> [Your goal]: Would you extract the whole listing below and retype it exactly?

> [Exercise inputs]:
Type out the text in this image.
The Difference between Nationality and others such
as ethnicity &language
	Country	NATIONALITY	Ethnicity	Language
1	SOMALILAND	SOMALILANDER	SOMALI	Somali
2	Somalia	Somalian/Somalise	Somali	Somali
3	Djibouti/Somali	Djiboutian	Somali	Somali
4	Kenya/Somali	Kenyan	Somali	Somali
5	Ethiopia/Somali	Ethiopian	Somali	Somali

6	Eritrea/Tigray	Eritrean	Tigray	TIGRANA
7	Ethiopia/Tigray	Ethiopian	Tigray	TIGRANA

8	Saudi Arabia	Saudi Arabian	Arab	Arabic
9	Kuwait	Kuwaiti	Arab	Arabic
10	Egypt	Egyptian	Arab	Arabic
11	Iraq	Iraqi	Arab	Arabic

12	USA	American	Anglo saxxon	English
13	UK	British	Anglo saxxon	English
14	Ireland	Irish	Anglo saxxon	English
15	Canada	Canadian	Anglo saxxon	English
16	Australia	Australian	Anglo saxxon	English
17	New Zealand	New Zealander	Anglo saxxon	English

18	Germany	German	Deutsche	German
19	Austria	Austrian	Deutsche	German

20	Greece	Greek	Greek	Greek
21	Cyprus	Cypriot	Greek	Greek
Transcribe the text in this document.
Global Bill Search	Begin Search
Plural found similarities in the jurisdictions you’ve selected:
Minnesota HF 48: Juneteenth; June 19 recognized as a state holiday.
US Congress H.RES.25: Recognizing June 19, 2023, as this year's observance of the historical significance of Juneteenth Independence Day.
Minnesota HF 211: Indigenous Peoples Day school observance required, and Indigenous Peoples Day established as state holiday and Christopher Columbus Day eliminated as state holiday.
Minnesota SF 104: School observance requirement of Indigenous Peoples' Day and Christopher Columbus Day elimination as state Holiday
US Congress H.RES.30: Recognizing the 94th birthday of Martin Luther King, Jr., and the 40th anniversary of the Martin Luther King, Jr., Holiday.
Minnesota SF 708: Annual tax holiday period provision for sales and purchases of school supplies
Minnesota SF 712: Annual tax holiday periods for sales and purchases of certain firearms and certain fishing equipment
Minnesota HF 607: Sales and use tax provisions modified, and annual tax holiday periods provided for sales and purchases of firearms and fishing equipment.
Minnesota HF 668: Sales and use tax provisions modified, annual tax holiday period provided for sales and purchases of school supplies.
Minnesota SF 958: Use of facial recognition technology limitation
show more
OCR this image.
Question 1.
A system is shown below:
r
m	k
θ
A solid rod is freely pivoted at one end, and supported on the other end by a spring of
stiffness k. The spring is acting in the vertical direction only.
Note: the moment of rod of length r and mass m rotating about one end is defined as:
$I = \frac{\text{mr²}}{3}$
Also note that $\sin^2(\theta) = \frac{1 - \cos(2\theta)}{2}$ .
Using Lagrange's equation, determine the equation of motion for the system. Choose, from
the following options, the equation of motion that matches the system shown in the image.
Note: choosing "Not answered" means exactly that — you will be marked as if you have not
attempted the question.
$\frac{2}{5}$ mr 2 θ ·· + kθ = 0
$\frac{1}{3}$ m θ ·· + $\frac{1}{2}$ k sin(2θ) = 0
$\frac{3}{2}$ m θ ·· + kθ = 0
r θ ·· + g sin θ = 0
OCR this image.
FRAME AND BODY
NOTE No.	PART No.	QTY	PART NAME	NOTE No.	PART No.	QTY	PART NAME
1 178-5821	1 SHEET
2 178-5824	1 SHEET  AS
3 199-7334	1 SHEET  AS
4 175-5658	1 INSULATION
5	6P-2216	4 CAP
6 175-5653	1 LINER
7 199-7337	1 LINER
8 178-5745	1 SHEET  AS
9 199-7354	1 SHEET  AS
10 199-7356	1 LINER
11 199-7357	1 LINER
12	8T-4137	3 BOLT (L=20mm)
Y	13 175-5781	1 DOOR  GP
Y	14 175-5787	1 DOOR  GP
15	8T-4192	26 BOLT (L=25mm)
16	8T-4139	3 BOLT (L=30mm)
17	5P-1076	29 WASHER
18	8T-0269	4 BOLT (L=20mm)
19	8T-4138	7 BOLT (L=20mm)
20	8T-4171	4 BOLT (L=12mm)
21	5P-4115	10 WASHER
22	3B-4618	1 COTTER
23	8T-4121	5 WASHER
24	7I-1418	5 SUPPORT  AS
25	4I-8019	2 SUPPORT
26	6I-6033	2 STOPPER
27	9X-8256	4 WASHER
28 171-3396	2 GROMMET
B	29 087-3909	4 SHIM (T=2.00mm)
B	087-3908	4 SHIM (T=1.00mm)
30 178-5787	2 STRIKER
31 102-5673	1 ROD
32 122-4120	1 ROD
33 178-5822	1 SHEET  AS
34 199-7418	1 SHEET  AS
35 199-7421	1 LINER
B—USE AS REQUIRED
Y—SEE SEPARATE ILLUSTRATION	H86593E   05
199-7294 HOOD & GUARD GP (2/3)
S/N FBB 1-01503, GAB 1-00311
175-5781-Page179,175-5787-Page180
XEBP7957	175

> [Correct answer]:
Type out the text in this image.
The Difference between Nationality and others such
as ethnicity &language
	Country	NATIONALITY	Ethnicity	Language
1	SOMALILAND	SOMALILANDER	SOMALI	Somali
2	Somalia	Somalian/Somalise	Somali	Somali
3	Djibouti/Somali	Djiboutian	Somali	Somali
4	Kenya/Somali	Kenyan	Somali	Somali
5	Ethiopia/Somali	Ethiopian	Somali	Somali

6	Eritrea/Tigray	Eritrean	Tigray	TIGRANA
7	Ethiopia/Tigray	Ethiopian	Tigray	TIGRANA

8	Saudi Arabia	Saudi Arabian	Arab	Arabic
9	Kuwait	Kuwaiti	Arab	Arabic
10	Egypt	Egyptian	Arab	Arabic
11	Iraq	Iraqi	Arab	Arabic

12	USA	American	Anglo saxxon	English
13	UK	British	Anglo saxxon	English
14	Ireland	Irish	Anglo saxxon	English
15	Canada	Canadian	Anglo saxxon	English
16	Australia	Australian	Anglo saxxon	English
17	New Zealand	New Zealander	Anglo saxxon	English

18	Germany	German	Deutsche	German
19	Austria	Austrian	Deutsche	German

20	Greece	Greek	Greek	Greek
21	Cyprus	Cypriot	Greek	Greek
Transcribe the text in this document.
Global Bill Search	Begin Search
Plural found similarities in the jurisdictions you’ve selected:
Minnesota HF 48: Juneteenth; June 19 recognized as a state holiday.
US Congress H.RES.25: Recognizing June 19, 2023, as this year's observance of the historical significance of Juneteenth Independence Day.
Minnesota HF 211: Indigenous Peoples Day school observance required, and Indigenous Peoples Day established as state holiday and Christopher Columbus Day eliminated as state holiday.
Minnesota SF 104: School observance requirement of Indigenous Peoples' Day and Christopher Columbus Day elimination as state Holiday
US Congress H.RES.30: Recognizing the 94th birthday of Martin Luther King, Jr., and the 40th anniversary of the Martin Luther King, Jr., Holiday.
Minnesota SF 708: Annual tax holiday period provision for sales and purchases of school supplies
Minnesota SF 712: Annual tax holiday periods for sales and purchases of certain firearms and certain fishing equipment
Minnesota HF 607: Sales and use tax provisions modified, and annual tax holiday periods provided for sales and purchases of firearms and fishing equipment.
Minnesota HF 668: Sales and use tax provisions modified, annual tax holiday period provided for sales and purchases of school supplies.
Minnesota SF 958: Use of facial recognition technology limitation
show more
OCR this image.
Question 1.
A system is shown below:
r
m	k
θ
A solid rod is freely pivoted at one end, and supported on the other end by a spring of
stiffness k. The spring is acting in the vertical direction only.
Note: the moment of rod of length r and mass m rotating about one end is defined as:
$I = \frac{\text{mr²}}{3}$
Also note that $\sin^2(\theta) = \frac{1 - \cos(2\theta)}{2}$ .
Using Lagrange's equation, determine the equation of motion for the system. Choose, from
the following options, the equation of motion that matches the system shown in the image.
Note: choosing "Not answered" means exactly that — you will be marked as if you have not
attempted the question.
$\frac{2}{5}$ mr 2 θ ·· + kθ = 0
$\frac{1}{3}$ m θ ·· + $\frac{1}{2}$ k sin(2θ) = 0
$\frac{3}{2}$ m θ ·· + kθ = 0
r θ ·· + g sin θ = 0
OCR this image.
FRAME AND BODY
NOTE No.	PART No.	QTY	PART NAME	NOTE No.	PART No.	QTY	PART NAME
1 178-5821	1 SHEET
2 178-5824	1 SHEET  AS
3 199-7334	1 SHEET  AS
4 175-5658	1 INSULATION
5	6P-2216	4 CAP
6 175-5653	1 LINER
7 199-7337	1 LINER
8 178-5745	1 SHEET  AS
9 199-7354	1 SHEET  AS
10 199-7356	1 LINER
11 199-7357	1 LINER
12	8T-4137	3 BOLT (L=20mm)
Y	13 175-5781	1 DOOR  GP
Y	14 175-5787	1 DOOR  GP
15	8T-4192	26 BOLT (L=25mm)
16	8T-4139	3 BOLT (L=30mm)
17	5P-1076	29 WASHER
18	8T-0269	4 BOLT (L=20mm)
19	8T-4138	7 BOLT (L=20mm)
20	8T-4171	4 BOLT (L=12mm)
21	5P-4115	10 WASHER
22	3B-4618	1 COTTER
23	8T-4121	5 WASHER
24	7I-1418	5 SUPPORT  AS
25	4I-8019	2 SUPPORT
26	6I-6033	2 STOPPER
27	9X-8256	4 WASHER
28 171-3396	2 GROMMET
B	29 087-3909	4 SHIM (T=2.00mm)
B	087-3908	4 SHIM (T=1.00mm)
30 178-5787	2 STRIKER
31 102-5673	1 ROD
32 122-4120	1 ROD
33 178-5822	1 SHEET  AS
34 199-7418	1 SHEET  AS
35 199-7421	1 LINER
B—USE AS REQUIRED
Y—SEE SEPARATE ILLUSTRATION	H86593E   05
199-7294 HOOD & GUARD GP (2/3)
S/N FBB 1-01503, GAB 1-00311
175-5781-Page179,175-5787-Page180
XEBP7957	175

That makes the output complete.